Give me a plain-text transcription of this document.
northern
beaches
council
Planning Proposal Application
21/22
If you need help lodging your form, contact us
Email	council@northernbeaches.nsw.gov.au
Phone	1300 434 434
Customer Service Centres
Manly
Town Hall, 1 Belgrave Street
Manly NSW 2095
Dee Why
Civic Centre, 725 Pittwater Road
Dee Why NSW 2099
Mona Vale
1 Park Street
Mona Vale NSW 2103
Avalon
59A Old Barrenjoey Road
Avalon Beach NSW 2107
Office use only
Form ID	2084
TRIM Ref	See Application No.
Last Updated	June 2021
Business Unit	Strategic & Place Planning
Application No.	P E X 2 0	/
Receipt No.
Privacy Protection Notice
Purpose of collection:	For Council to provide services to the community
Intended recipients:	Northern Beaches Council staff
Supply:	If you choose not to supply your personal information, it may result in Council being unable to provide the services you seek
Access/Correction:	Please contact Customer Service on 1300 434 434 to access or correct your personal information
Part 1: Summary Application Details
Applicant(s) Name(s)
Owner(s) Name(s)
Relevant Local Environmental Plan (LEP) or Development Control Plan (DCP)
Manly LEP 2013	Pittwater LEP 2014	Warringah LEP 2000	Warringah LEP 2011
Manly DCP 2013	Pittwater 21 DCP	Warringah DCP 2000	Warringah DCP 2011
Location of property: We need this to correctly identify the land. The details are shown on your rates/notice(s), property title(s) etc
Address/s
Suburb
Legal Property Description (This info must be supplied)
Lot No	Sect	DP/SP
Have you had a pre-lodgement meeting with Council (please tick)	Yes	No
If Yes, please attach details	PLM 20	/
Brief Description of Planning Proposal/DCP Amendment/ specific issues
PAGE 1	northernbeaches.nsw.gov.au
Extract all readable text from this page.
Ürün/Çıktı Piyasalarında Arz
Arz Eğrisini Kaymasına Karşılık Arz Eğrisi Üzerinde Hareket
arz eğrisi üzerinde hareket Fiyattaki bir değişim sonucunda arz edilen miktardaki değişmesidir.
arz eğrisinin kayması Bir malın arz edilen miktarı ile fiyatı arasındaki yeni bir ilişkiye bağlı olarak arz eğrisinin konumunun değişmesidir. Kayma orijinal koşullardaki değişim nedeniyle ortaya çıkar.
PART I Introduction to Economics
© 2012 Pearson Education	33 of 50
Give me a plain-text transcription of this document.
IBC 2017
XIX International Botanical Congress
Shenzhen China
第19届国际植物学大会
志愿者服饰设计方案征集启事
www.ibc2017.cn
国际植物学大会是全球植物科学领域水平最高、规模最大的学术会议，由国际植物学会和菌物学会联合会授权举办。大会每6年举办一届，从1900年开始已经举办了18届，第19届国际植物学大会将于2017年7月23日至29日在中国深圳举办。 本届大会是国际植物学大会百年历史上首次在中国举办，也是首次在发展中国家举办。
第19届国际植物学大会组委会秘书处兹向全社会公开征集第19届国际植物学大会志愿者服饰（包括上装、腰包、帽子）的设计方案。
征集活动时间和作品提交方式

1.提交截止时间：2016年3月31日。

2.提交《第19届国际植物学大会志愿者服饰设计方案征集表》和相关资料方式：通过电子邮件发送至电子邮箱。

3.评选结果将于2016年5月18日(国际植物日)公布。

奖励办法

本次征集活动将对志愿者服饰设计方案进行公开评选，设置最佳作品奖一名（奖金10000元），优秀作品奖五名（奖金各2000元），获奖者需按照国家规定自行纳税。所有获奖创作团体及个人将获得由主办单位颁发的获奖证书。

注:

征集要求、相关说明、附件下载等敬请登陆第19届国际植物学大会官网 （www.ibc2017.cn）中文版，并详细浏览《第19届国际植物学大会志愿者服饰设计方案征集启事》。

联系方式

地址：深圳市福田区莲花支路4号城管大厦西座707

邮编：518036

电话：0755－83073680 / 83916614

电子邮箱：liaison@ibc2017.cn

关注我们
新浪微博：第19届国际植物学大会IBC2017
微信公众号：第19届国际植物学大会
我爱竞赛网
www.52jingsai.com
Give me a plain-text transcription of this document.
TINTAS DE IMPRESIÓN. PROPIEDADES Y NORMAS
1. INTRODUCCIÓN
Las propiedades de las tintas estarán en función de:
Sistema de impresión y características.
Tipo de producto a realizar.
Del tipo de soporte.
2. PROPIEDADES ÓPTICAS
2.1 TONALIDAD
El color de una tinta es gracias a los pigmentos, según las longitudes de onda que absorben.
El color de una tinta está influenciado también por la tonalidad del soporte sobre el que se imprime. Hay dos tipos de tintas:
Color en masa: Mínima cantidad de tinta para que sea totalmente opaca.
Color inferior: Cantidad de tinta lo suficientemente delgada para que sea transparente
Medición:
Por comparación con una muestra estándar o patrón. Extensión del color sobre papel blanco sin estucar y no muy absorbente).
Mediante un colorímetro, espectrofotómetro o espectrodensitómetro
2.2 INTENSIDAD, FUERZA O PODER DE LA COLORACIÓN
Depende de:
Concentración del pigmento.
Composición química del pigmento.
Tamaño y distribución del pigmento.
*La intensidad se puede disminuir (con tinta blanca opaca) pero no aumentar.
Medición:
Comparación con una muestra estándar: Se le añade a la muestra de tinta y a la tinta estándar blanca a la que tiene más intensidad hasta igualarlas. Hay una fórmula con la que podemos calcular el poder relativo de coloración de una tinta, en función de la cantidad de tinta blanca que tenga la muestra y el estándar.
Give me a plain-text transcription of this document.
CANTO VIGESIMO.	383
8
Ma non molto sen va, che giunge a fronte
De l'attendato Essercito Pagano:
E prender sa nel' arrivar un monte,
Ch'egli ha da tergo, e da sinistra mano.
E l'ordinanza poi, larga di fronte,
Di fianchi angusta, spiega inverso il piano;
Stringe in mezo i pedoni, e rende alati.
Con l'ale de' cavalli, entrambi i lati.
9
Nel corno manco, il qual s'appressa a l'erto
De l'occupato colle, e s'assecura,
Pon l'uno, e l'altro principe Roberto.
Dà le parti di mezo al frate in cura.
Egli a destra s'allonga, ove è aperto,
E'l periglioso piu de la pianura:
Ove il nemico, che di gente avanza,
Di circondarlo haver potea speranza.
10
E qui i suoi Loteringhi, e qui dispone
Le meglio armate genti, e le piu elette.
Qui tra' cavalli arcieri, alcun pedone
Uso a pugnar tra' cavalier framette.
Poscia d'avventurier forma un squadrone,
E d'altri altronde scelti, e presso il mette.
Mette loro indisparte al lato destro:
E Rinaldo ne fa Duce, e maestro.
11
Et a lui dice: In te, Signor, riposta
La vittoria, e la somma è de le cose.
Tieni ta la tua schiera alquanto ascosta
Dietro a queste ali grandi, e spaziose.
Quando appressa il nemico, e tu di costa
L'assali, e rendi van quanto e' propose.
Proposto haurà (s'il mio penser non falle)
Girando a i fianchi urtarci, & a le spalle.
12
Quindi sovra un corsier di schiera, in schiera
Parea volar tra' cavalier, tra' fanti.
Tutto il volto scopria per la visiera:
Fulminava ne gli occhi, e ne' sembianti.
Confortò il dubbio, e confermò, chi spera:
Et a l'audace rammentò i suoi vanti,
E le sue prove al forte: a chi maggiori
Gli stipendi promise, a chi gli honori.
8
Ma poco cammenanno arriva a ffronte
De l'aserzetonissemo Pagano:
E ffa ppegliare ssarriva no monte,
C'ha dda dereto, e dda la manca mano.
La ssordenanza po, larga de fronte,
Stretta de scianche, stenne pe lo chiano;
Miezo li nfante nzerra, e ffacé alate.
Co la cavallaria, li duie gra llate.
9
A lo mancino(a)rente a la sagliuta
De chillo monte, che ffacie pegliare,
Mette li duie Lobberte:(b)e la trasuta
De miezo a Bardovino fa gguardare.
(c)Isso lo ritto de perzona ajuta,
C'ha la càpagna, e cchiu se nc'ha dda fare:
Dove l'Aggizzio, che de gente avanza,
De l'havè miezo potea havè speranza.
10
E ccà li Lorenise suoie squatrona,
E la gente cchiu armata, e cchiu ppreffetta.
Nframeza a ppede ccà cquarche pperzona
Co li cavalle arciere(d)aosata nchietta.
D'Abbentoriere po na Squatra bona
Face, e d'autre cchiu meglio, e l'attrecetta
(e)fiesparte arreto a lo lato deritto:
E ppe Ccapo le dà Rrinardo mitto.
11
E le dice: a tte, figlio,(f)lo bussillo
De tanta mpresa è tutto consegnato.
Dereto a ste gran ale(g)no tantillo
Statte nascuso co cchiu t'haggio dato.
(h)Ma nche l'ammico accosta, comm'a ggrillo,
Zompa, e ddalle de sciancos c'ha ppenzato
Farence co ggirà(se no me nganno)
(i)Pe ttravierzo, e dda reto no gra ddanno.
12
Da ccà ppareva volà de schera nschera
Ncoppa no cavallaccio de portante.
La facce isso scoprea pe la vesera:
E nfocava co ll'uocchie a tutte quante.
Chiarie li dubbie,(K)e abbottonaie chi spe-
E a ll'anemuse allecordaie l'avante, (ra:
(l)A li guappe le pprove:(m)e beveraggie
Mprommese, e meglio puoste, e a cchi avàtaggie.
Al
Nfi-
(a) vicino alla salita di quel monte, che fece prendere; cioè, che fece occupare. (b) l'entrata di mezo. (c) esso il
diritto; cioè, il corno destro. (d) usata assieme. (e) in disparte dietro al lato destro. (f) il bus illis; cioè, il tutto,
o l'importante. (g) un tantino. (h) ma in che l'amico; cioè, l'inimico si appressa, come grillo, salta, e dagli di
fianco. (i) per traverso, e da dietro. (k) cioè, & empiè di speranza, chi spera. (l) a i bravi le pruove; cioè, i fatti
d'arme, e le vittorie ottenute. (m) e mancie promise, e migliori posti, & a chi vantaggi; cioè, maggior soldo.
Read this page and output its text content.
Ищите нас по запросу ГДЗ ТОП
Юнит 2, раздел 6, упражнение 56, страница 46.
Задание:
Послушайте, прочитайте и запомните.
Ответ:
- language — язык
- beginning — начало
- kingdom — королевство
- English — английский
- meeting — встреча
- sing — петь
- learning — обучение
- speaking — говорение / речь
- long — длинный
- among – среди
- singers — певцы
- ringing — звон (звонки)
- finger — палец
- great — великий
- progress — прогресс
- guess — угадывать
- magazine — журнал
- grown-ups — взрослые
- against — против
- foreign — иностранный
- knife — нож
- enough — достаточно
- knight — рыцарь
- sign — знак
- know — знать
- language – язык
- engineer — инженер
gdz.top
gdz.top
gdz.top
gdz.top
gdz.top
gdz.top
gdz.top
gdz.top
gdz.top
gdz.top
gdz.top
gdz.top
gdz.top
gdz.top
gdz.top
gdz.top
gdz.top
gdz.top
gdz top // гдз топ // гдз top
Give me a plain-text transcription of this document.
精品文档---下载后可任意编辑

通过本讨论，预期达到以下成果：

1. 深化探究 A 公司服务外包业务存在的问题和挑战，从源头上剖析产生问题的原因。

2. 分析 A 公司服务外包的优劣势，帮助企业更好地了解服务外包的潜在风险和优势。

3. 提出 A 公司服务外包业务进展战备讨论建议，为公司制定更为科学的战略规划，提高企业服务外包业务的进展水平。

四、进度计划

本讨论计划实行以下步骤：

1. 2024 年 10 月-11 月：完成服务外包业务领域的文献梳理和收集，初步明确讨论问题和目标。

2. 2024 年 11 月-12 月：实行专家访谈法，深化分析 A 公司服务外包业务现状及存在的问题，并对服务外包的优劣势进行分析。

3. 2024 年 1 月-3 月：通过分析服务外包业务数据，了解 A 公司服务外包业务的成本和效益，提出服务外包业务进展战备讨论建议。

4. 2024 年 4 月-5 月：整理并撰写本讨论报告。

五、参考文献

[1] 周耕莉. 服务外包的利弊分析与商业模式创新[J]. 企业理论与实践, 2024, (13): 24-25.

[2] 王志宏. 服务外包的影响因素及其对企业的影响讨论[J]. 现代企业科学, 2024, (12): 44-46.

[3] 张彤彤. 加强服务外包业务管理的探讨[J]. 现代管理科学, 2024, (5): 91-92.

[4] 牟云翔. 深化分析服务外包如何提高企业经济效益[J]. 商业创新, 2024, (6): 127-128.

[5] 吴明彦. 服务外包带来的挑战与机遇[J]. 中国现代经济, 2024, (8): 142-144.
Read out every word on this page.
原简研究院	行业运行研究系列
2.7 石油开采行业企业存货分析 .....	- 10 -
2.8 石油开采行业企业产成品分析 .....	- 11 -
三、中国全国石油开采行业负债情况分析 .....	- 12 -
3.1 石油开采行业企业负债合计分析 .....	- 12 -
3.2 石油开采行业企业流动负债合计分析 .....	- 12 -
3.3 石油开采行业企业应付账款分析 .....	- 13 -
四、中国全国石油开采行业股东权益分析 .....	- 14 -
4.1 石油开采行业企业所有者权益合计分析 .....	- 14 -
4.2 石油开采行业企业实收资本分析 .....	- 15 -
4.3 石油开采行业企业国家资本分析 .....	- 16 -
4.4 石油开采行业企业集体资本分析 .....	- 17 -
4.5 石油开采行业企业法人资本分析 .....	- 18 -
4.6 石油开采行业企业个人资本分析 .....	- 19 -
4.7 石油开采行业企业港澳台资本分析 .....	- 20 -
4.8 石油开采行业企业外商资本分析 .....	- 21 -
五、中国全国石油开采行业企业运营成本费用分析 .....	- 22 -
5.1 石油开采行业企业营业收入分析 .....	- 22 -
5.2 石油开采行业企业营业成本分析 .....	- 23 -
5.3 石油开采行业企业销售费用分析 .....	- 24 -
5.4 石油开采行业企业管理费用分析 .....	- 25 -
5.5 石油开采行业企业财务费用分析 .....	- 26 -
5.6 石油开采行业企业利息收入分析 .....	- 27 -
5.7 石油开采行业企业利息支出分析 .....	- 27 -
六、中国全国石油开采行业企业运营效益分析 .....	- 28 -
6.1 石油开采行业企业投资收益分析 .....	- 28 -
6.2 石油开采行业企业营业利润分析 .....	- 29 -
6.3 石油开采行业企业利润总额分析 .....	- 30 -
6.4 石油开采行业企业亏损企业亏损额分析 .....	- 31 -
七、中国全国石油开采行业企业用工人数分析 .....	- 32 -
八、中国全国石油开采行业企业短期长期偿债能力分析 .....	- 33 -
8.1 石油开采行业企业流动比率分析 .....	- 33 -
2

★ ★ ★ ★

### PROBLEM DETAILS
Show, from the listing above, each line that contains the word "speranza".

### ANSWER TO THE PROBLEM
Di circondarlo haver potea speranza.
De l'havè miezo potea havè speranza.
fianco. (i) per traverso, e da dietro. (k) cioè, & empiè di speranza, chi spera. (l) a i bravi le pruove; cioè, i fatti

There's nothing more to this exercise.